EXERCISE DIRECTIONS
Reproduce the data below with "screenshot" changed to "page image" and everything else left as is. Leave the pictures out.
* start STORED ROWS *
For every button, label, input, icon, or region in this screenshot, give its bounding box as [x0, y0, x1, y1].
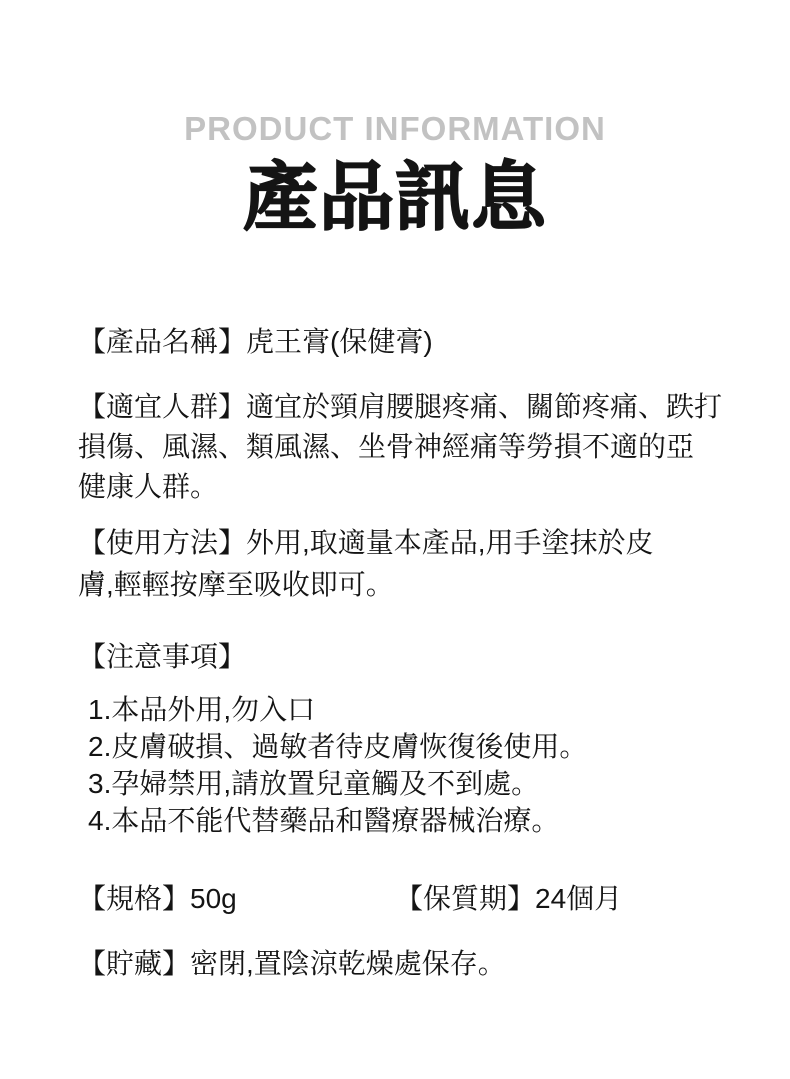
usage-line-2: 膚,輕輕按摩至吸收即可。: [78, 564, 654, 606]
precautions-heading: 【注意事項】: [78, 641, 246, 673]
eyebrow-heading: PRODUCT INFORMATION: [0, 112, 790, 145]
product-info-page: PRODUCT INFORMATION 產品訊息 【產品名稱】虎王膏(保健膏) …: [0, 0, 790, 1079]
suitable-people-section: 【適宜人群】適宜於頸肩腰腿疼痛、關節疼痛、跌打 損傷、風濕、類風濕、坐骨神經痛等…: [78, 387, 722, 507]
shelf-life-value: 【保質期】24個月: [395, 883, 622, 915]
precaution-item-1: 1.本品外用,勿入口: [88, 691, 587, 728]
usage-section: 【使用方法】外用,取適量本產品,用手塗抹於皮 膚,輕輕按摩至吸收即可。: [78, 522, 654, 606]
suitable-people-line-1: 【適宜人群】適宜於頸肩腰腿疼痛、關節疼痛、跌打: [78, 387, 722, 427]
precautions-heading-text: 【注意事項】: [78, 641, 246, 673]
suitable-people-line-3: 健康人群。: [78, 467, 722, 507]
product-name-section: 【產品名稱】虎王膏(保健膏): [78, 326, 433, 358]
precaution-item-3: 3.孕婦禁用,請放置兒童觸及不到處。: [88, 765, 587, 802]
precaution-item-2: 2.皮膚破損、過敏者待皮膚恢復後使用。: [88, 728, 587, 765]
specification-value: 【規格】50g: [78, 883, 237, 915]
precautions-list: 1.本品外用,勿入口 2.皮膚破損、過敏者待皮膚恢復後使用。 3.孕婦禁用,請放…: [88, 691, 587, 839]
page-title: 產品訊息: [0, 160, 790, 235]
storage-section: 【貯藏】密閉,置陰涼乾燥處保存。: [78, 948, 506, 980]
usage-line-1: 【使用方法】外用,取適量本產品,用手塗抹於皮: [78, 522, 654, 564]
suitable-people-line-2: 損傷、風濕、類風濕、坐骨神經痛等勞損不適的亞: [78, 427, 722, 467]
precaution-item-4: 4.本品不能代替藥品和醫療器械治療。: [88, 802, 587, 839]
product-name-line: 【產品名稱】虎王膏(保健膏): [78, 326, 433, 358]
storage-line: 【貯藏】密閉,置陰涼乾燥處保存。: [78, 948, 506, 980]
* end STORED ROWS *
RESPONSE TO THIS TASK
For every button, label, input, icon, or region in this page image, give its bounding box as [x0, y0, x1, y1].
usage-line-2: 膚,輕輕按摩至吸收即可。: [78, 564, 654, 606]
precautions-heading: 【注意事項】: [78, 641, 246, 673]
eyebrow-heading: PRODUCT INFORMATION: [0, 112, 790, 145]
product-info-page: PRODUCT INFORMATION 產品訊息 【產品名稱】虎王膏(保健膏) …: [0, 0, 790, 1079]
suitable-people-section: 【適宜人群】適宜於頸肩腰腿疼痛、關節疼痛、跌打 損傷、風濕、類風濕、坐骨神經痛等…: [78, 387, 722, 507]
shelf-life-value: 【保質期】24個月: [395, 883, 622, 915]
precaution-item-1: 1.本品外用,勿入口: [88, 691, 587, 728]
usage-section: 【使用方法】外用,取適量本產品,用手塗抹於皮 膚,輕輕按摩至吸收即可。: [78, 522, 654, 606]
suitable-people-line-1: 【適宜人群】適宜於頸肩腰腿疼痛、關節疼痛、跌打: [78, 387, 722, 427]
precautions-heading-text: 【注意事項】: [78, 641, 246, 673]
suitable-people-line-3: 健康人群。: [78, 467, 722, 507]
product-name-section: 【產品名稱】虎王膏(保健膏): [78, 326, 433, 358]
precaution-item-3: 3.孕婦禁用,請放置兒童觸及不到處。: [88, 765, 587, 802]
precaution-item-2: 2.皮膚破損、過敏者待皮膚恢復後使用。: [88, 728, 587, 765]
specification-value: 【規格】50g: [78, 883, 237, 915]
precautions-list: 1.本品外用,勿入口 2.皮膚破損、過敏者待皮膚恢復後使用。 3.孕婦禁用,請放…: [88, 691, 587, 839]
page-title: 產品訊息: [0, 160, 790, 235]
storage-section: 【貯藏】密閉,置陰涼乾燥處保存。: [78, 948, 506, 980]
usage-line-1: 【使用方法】外用,取適量本產品,用手塗抹於皮: [78, 522, 654, 564]
suitable-people-line-2: 損傷、風濕、類風濕、坐骨神經痛等勞損不適的亞: [78, 427, 722, 467]
precaution-item-4: 4.本品不能代替藥品和醫療器械治療。: [88, 802, 587, 839]
product-name-line: 【產品名稱】虎王膏(保健膏): [78, 326, 433, 358]
storage-line: 【貯藏】密閉,置陰涼乾燥處保存。: [78, 948, 506, 980]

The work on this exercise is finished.